> **WHAT YOU WILL DO**
Note how many lines include the word "content", and give that number by itself.

> **MATERIAL FOR THIS TASK**
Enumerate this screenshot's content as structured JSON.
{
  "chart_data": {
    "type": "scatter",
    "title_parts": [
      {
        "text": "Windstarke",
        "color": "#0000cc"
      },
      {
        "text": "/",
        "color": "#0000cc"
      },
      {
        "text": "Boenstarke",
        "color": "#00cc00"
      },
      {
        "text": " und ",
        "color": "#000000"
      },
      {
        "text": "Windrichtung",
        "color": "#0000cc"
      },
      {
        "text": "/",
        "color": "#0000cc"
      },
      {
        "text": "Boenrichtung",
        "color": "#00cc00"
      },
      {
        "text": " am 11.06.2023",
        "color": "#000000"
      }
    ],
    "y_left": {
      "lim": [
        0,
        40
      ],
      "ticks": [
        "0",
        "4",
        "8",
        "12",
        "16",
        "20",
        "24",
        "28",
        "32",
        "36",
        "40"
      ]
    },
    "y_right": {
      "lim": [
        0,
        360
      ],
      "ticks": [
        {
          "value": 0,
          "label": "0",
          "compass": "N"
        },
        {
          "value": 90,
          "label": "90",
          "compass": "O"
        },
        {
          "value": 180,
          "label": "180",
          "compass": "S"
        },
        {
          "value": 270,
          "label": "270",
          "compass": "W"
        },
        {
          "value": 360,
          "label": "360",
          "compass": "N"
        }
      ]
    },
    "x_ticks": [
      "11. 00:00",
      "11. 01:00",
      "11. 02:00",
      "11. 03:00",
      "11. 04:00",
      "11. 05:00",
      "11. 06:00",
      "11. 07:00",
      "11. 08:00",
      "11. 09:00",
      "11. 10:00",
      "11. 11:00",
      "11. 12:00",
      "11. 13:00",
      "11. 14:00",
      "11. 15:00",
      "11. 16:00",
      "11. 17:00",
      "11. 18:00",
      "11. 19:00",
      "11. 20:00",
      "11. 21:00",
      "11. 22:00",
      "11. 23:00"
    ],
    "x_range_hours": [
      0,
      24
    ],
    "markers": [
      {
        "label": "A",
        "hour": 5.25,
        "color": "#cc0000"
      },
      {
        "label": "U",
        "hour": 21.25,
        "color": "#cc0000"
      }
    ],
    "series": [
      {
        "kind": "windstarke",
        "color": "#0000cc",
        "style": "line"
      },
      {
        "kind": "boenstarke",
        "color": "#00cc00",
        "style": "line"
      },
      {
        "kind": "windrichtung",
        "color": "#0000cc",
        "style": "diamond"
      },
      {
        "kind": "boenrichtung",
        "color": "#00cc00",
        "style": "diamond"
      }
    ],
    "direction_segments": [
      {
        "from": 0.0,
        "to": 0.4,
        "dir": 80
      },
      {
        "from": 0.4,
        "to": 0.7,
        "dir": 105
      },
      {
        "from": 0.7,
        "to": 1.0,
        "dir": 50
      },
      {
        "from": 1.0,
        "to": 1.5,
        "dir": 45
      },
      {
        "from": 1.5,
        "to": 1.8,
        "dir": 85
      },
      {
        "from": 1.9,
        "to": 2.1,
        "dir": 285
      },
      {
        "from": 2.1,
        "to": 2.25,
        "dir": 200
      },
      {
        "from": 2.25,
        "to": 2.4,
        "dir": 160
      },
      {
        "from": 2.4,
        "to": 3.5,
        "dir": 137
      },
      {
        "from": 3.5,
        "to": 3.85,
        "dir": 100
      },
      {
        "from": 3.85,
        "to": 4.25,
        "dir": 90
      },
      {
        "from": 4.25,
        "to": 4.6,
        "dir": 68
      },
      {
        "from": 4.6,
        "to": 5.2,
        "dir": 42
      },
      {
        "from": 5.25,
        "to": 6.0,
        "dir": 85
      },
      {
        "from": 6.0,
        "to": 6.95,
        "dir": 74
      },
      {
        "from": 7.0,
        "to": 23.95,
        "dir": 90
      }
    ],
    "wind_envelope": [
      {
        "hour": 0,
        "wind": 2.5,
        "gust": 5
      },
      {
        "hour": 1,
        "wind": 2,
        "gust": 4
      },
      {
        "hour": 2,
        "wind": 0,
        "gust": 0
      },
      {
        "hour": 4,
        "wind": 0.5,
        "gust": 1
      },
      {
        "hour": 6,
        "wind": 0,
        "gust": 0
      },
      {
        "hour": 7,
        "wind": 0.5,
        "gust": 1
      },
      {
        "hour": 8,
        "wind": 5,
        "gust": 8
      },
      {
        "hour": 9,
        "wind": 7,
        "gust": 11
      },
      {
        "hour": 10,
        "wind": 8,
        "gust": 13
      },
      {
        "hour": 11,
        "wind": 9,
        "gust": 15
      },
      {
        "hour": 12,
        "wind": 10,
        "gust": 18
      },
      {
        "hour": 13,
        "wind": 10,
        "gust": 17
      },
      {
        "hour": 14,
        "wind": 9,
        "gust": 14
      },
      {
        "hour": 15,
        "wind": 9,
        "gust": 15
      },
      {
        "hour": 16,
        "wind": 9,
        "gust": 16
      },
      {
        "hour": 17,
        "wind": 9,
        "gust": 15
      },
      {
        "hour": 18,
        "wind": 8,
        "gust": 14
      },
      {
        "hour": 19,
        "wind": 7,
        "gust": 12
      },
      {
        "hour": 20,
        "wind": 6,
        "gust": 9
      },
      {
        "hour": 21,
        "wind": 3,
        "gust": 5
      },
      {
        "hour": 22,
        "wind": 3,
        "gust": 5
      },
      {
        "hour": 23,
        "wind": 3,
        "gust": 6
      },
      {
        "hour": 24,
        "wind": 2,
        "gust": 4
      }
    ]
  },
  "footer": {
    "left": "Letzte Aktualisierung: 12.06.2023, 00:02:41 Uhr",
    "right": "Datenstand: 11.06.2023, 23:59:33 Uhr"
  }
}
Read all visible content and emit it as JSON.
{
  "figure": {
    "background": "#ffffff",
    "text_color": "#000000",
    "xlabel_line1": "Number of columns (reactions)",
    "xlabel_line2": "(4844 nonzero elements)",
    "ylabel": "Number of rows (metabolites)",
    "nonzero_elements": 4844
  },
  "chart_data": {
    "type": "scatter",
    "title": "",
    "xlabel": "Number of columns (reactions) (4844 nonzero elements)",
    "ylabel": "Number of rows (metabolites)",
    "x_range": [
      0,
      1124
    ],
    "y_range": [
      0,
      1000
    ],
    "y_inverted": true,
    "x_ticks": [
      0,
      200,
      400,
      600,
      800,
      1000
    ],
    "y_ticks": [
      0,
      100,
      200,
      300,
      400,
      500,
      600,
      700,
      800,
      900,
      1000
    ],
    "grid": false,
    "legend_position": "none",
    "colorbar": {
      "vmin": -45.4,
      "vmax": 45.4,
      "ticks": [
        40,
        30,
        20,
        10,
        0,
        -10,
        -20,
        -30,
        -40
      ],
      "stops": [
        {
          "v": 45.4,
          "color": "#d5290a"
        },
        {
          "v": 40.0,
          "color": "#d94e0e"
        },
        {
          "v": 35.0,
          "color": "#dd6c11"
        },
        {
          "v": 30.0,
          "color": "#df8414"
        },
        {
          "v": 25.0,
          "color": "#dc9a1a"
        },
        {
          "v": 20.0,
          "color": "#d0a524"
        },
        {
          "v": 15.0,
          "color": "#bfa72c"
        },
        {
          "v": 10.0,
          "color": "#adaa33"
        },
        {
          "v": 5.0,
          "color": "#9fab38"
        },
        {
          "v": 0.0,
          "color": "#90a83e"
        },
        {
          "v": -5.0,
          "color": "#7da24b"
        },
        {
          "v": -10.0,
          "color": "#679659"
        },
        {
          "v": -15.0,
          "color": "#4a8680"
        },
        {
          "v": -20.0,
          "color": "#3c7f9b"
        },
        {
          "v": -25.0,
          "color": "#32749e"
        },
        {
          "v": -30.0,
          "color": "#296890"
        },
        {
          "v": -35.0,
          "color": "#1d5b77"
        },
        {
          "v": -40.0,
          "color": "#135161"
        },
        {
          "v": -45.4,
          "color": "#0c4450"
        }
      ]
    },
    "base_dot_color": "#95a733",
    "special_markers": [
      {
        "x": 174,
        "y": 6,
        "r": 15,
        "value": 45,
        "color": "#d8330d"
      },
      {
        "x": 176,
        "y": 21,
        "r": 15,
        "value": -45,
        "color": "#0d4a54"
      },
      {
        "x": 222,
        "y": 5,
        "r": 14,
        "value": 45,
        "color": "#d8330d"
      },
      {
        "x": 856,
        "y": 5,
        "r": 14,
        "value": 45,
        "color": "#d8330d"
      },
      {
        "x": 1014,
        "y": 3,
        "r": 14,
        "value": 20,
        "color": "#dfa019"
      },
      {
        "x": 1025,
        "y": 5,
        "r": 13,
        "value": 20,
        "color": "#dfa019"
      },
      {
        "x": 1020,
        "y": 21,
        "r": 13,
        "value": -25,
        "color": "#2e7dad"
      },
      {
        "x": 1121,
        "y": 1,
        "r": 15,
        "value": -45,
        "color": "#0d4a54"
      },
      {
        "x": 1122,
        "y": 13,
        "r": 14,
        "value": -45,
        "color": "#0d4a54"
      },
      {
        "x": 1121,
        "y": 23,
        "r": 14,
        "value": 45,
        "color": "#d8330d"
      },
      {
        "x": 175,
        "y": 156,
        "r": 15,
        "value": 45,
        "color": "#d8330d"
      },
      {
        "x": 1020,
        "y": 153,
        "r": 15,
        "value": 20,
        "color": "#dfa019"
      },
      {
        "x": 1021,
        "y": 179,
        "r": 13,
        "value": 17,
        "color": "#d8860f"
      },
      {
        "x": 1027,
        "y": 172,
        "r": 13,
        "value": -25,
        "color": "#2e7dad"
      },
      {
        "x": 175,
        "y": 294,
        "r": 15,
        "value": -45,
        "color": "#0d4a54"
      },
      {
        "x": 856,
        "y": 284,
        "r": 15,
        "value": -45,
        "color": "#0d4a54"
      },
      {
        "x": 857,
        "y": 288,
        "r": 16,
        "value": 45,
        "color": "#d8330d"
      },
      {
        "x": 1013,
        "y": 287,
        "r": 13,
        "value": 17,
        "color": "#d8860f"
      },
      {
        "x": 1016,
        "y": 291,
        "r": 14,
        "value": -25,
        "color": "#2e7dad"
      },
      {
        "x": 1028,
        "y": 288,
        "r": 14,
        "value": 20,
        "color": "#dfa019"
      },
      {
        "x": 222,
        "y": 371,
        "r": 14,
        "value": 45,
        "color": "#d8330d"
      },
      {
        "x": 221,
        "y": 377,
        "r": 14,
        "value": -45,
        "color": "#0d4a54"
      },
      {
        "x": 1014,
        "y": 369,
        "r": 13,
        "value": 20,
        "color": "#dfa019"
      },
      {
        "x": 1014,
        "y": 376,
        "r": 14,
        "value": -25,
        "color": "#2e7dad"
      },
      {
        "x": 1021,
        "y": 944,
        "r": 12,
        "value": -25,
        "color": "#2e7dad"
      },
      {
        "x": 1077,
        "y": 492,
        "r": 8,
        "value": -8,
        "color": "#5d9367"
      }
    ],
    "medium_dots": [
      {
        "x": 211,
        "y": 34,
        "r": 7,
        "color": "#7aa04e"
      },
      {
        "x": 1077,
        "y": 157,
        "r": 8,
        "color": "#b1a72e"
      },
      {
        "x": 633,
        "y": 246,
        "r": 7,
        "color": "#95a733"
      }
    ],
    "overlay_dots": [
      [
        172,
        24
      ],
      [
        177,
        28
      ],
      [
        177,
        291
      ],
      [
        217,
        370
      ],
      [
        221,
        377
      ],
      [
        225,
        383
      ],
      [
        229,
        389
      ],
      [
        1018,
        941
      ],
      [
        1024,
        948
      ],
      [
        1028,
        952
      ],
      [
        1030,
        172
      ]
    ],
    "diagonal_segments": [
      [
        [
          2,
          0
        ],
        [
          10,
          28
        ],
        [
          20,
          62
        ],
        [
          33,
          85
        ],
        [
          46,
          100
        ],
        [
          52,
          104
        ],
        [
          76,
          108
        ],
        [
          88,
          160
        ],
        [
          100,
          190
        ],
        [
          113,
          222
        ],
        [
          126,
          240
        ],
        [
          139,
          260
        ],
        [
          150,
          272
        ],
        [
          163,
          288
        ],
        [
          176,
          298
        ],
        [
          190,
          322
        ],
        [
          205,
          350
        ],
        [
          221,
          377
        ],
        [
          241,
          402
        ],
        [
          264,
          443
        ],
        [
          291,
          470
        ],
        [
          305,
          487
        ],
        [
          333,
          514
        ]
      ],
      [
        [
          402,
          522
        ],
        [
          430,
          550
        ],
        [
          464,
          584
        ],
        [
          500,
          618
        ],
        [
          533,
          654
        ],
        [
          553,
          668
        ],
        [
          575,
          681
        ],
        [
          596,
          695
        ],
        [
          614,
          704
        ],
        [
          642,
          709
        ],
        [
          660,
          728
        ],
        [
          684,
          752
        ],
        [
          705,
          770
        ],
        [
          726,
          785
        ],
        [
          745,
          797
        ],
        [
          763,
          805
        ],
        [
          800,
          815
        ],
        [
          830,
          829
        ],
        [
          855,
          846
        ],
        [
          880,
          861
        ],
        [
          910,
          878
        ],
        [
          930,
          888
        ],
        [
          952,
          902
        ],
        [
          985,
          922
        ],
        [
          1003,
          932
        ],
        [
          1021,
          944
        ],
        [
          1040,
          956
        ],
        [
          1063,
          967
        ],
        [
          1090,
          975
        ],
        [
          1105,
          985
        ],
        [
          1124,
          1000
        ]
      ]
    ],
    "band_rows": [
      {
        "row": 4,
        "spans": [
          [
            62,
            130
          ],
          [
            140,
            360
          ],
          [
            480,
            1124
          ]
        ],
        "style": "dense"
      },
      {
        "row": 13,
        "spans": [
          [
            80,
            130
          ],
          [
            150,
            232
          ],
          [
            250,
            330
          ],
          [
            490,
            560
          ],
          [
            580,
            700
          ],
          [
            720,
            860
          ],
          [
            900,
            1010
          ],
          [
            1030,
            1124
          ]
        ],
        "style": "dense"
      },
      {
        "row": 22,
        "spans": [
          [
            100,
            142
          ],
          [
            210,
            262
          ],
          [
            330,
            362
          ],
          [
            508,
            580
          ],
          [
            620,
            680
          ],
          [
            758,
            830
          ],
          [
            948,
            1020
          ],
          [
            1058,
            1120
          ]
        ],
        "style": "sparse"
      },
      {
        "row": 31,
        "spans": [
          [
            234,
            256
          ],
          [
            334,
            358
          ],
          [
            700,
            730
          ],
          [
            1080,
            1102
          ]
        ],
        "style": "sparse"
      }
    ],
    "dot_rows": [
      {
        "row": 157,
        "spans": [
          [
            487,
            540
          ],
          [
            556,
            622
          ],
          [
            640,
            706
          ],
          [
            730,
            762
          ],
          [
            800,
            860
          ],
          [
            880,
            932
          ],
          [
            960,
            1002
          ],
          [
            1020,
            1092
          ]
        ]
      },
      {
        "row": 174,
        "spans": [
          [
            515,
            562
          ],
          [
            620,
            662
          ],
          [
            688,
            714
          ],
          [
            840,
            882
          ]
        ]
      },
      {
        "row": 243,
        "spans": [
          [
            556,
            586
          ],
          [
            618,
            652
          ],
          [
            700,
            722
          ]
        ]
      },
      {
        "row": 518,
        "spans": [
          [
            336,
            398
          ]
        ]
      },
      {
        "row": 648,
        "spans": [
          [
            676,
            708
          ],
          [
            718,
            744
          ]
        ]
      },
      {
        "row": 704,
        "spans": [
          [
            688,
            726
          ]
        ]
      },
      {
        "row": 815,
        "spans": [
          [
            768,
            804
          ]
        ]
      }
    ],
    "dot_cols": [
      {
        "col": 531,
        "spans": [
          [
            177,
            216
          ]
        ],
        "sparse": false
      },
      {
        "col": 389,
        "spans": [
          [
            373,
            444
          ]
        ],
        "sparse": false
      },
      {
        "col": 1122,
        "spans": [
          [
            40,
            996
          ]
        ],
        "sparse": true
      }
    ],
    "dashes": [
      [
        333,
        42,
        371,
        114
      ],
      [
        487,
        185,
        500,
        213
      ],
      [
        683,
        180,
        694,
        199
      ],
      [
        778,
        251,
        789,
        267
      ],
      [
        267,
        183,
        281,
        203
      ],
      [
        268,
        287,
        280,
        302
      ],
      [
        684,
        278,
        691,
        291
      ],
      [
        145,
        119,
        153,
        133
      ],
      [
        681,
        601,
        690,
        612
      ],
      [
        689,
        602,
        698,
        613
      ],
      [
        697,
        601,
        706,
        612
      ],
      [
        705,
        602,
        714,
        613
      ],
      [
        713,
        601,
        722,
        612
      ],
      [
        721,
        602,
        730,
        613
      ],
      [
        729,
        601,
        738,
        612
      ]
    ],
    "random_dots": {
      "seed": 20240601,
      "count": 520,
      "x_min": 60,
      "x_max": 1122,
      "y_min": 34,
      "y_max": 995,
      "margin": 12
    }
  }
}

> **OUTPUT FOR THIS EXERCISE**
2